> [WHAT THE TASK ASKS]: Report each line in the records below that contains the string "question". Case counts.

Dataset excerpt
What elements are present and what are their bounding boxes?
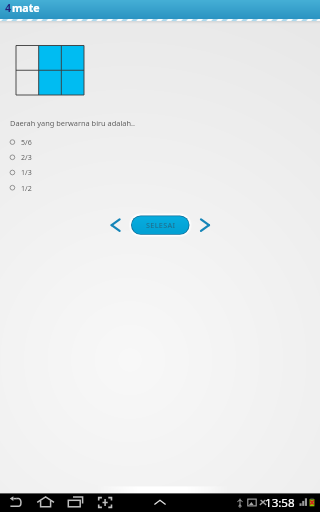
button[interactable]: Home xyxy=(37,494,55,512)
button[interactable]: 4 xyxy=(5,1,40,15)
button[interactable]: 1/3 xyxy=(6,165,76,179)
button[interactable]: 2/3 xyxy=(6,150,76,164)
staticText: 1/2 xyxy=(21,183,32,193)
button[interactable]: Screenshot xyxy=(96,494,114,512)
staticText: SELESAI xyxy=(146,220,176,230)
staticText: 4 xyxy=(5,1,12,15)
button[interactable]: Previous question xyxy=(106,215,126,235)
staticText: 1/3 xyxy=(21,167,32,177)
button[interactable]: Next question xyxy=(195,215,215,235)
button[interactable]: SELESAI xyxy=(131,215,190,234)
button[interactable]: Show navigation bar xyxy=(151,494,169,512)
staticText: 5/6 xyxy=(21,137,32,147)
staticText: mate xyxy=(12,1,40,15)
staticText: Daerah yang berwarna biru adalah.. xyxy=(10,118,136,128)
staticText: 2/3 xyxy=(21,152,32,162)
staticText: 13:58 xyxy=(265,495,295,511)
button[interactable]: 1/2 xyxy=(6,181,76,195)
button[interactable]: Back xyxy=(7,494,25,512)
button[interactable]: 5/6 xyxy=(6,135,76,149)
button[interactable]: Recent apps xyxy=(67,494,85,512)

> [RESULT OF THIS EXERCISE]:
button[interactable]: Previous question xyxy=(106,215,126,235)
button[interactable]: Next question xyxy=(195,215,215,235)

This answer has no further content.